Texto proporcionado =
==============================

Albert Dohmen posee una caudalosa voz de barítono-bajo, pero no me parece precisamente lo que se dice un buen cantante. Aun así, quedó resultón, máxime teniendo en cuenta los pocos que podrán hacer plena justicia al más que difícil papel de Yokanaán. El muy veterano Siegfried Jerusalem encarnó un Herodes muy convincente, pese a que trampeó aquí y allá porque su registro agudo está casi desaparecido. Lo asombroso es que quien fuera el mejor tenor wagneriano hace dos décadas conserve casi intacto un hermosísimo centro y centro-grave. Magnífica Hanna Schwarz como Herodías, en todos los aspectos: la voz, grande, se halla en estupenda forma pese a su edad; sólo se resiente en algún tirante agudo que otro. Nikolai Schukoff lució una voz extraordinaria, potente, brillante y con squillo; está por ver si, además, canta con buena línea. No estoy muy seguro, pues Narraboth no parece suficiente para juzgarlo.

La escena de Francisco Negrín posee, para mi gusto, aciertos y desaciertos casi por igual: todo se explica bien, como ha resaltado más de un crítico, pero aparecen ciertas obviedades y los movimientos de los protagonistas, papeles menores y figurantes no siempre resultan convincentes. La escenografía no me parece acertada, sino quizá lo contrario, y el asesinato de Salomé no se entiende bien (“¿qué le pasa a Salomé al final?”, oí preguntar a la salida a alguien que no conocía bien la trama). No me disgusta, por el contrario, que al final de la Danza de los siete velos, Herodes viole a su hijastra: está bien resuelto y me parece una situación más que posible.

==============================

(Listados de elementos anotados)

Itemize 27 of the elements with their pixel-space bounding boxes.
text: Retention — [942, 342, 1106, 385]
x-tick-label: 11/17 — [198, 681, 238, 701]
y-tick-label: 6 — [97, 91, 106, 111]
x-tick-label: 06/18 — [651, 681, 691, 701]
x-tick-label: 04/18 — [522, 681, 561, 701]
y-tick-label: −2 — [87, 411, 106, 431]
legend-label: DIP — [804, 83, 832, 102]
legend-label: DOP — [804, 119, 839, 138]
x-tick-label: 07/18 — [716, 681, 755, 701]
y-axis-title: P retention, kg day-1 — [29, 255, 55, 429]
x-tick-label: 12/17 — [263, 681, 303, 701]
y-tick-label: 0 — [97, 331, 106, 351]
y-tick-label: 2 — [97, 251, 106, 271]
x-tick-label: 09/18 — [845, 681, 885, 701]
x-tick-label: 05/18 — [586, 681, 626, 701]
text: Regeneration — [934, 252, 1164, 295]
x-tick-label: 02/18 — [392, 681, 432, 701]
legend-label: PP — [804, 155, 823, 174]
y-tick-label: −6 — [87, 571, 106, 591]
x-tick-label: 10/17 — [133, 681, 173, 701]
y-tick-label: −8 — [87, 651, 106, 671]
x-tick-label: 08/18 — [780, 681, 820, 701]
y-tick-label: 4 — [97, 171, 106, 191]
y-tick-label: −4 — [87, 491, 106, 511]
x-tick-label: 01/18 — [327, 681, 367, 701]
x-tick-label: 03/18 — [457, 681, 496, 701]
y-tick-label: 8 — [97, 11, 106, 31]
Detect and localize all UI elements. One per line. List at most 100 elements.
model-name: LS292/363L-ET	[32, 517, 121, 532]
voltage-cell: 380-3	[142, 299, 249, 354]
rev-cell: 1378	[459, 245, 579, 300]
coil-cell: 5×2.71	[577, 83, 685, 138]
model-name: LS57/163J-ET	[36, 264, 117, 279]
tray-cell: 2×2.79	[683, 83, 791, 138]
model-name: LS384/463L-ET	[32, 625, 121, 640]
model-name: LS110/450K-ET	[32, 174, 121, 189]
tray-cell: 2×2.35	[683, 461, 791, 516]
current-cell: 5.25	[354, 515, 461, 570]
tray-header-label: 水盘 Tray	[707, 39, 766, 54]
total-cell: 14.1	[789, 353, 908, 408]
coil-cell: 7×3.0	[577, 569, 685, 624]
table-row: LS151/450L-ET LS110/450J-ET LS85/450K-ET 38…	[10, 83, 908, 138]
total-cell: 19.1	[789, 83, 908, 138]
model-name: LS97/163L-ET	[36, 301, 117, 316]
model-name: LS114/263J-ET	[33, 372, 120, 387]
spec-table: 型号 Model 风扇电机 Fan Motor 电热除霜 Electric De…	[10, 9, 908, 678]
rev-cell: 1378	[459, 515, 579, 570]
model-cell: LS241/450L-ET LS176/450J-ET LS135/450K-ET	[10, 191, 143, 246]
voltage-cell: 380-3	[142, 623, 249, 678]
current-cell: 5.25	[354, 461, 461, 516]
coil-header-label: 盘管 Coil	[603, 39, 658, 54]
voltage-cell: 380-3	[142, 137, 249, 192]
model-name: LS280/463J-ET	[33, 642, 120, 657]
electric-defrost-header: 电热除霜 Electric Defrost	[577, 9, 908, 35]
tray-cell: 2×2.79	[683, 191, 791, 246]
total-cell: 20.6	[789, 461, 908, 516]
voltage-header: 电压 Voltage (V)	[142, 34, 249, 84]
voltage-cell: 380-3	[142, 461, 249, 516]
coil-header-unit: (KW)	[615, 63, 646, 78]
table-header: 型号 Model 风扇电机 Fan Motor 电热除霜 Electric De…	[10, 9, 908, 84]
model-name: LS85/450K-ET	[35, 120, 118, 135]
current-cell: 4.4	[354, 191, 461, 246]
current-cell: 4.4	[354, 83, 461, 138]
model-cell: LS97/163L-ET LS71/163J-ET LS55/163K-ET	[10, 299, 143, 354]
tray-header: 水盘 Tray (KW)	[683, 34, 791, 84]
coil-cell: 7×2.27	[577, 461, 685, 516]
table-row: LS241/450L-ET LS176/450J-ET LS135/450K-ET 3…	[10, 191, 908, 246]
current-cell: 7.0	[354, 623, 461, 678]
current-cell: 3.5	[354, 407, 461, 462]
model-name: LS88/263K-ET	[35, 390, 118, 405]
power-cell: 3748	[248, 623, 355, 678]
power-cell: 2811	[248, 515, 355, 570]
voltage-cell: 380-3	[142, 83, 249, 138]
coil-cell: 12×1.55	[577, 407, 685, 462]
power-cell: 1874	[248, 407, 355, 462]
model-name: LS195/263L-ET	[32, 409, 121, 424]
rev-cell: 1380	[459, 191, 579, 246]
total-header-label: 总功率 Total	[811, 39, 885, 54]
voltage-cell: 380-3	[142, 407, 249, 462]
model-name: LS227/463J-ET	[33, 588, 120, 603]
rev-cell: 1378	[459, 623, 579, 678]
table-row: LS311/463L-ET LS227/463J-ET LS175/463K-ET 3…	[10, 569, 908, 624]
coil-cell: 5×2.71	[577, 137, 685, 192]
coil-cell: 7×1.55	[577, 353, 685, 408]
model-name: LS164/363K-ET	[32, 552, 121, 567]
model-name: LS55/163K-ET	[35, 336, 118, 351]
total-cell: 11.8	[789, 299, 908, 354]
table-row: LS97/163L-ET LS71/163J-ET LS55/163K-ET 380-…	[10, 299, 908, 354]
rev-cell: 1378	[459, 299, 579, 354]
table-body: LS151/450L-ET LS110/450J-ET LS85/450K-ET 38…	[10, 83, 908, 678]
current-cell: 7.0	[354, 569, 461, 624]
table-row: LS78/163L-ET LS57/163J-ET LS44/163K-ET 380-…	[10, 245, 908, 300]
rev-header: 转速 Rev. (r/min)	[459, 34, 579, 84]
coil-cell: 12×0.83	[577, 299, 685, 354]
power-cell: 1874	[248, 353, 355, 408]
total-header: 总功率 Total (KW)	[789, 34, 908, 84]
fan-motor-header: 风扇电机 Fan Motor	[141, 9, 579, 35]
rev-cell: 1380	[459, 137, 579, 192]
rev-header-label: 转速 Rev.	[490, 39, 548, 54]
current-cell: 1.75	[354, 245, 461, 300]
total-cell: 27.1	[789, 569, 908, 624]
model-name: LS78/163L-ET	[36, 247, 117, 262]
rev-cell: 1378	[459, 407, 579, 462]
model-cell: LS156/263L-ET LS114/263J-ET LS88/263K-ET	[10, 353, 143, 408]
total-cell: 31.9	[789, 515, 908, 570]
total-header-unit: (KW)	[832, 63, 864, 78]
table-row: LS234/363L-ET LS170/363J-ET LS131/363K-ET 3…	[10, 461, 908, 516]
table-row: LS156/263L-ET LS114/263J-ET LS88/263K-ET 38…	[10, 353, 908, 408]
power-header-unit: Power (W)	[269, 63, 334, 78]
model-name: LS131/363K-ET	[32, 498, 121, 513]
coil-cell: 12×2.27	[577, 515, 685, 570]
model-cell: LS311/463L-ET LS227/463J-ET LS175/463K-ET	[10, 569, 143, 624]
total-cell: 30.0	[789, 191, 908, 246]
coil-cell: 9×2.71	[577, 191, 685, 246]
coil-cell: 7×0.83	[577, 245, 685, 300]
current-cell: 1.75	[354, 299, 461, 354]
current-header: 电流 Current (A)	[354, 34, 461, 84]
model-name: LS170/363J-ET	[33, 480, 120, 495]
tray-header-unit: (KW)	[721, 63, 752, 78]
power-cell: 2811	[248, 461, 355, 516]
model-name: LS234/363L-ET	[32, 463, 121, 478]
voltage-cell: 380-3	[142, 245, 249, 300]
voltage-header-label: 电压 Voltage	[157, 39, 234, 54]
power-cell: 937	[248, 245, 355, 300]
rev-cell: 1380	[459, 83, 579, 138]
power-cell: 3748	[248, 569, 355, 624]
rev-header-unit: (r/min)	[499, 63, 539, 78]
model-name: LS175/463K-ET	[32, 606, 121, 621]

==============================

Instrucciones de trabajo =
#1 Imprime el listado sin modificarlo, desde su primera línea hasta la línea que contiene "569, 685, 624]", ambas incluidas.
#2 Prosigue la crítica sobre la representación de Salomé a continuación de su última oración.

Conjunto de respuestas =
#1
Itemize 27 of the elements with their pixel-space bounding boxes.
text: Retention — [942, 342, 1106, 385]
x-tick-label: 11/17 — [198, 681, 238, 701]
y-tick-label: 6 — [97, 91, 106, 111]
x-tick-label: 06/18 — [651, 681, 691, 701]
x-tick-label: 04/18 — [522, 681, 561, 701]
y-tick-label: −2 — [87, 411, 106, 431]
legend-label: DIP — [804, 83, 832, 102]
legend-label: DOP — [804, 119, 839, 138]
x-tick-label: 07/18 — [716, 681, 755, 701]
y-axis-title: P retention, kg day-1 — [29, 255, 55, 429]
x-tick-label: 12/17 — [263, 681, 303, 701]
y-tick-label: 0 — [97, 331, 106, 351]
y-tick-label: 2 — [97, 251, 106, 271]
x-tick-label: 09/18 — [845, 681, 885, 701]
x-tick-label: 05/18 — [586, 681, 626, 701]
text: Regeneration — [934, 252, 1164, 295]
x-tick-label: 02/18 — [392, 681, 432, 701]
legend-label: PP — [804, 155, 823, 174]
y-tick-label: −6 — [87, 571, 106, 591]
x-tick-label: 10/17 — [133, 681, 173, 701]
y-tick-label: −8 — [87, 651, 106, 671]
x-tick-label: 08/18 — [780, 681, 820, 701]
y-tick-label: 4 — [97, 171, 106, 191]
y-tick-label: −4 — [87, 491, 106, 511]
x-tick-label: 01/18 — [327, 681, 367, 701]
x-tick-label: 03/18 — [457, 681, 496, 701]
y-tick-label: 8 — [97, 11, 106, 31]
Detect and localize all UI elements. One per line. List at most 100 elements.
model-name: LS292/363L-ET	[32, 517, 121, 532]
voltage-cell: 380-3	[142, 299, 249, 354]
rev-cell: 1378	[459, 245, 579, 300]
coil-cell: 5×2.71	[577, 83, 685, 138]
model-name: LS57/163J-ET	[36, 264, 117, 279]
tray-cell: 2×2.79	[683, 83, 791, 138]
model-name: LS384/463L-ET	[32, 625, 121, 640]
model-name: LS110/450K-ET	[32, 174, 121, 189]
tray-cell: 2×2.35	[683, 461, 791, 516]
current-cell: 5.25	[354, 515, 461, 570]
tray-header-label: 水盘 Tray	[707, 39, 766, 54]
total-cell: 14.1	[789, 353, 908, 408]
coil-cell: 7×3.0	[577, 569, 685, 624]

#2
Para terminar, dos palabras sobre la acústica de la Sala Principal del Palau de les Arts Reina Sofía, pues era la primera vez que asistía: en el cuarto y último piso, centrado, se oye todo con tremenda claridad y nitidez, nada de la orquesta se pierde, y la proyección de las voces llega a la perfección. En una de las últimas filas del patio de butacas (“platea” le llaman ahí) se pierde un poco de las cualidades apreciadas arriba, pero la acústica sige siendo, para mi gusto, excelente (según he oído decir, en las primeras filas de platea, no lo es tanto).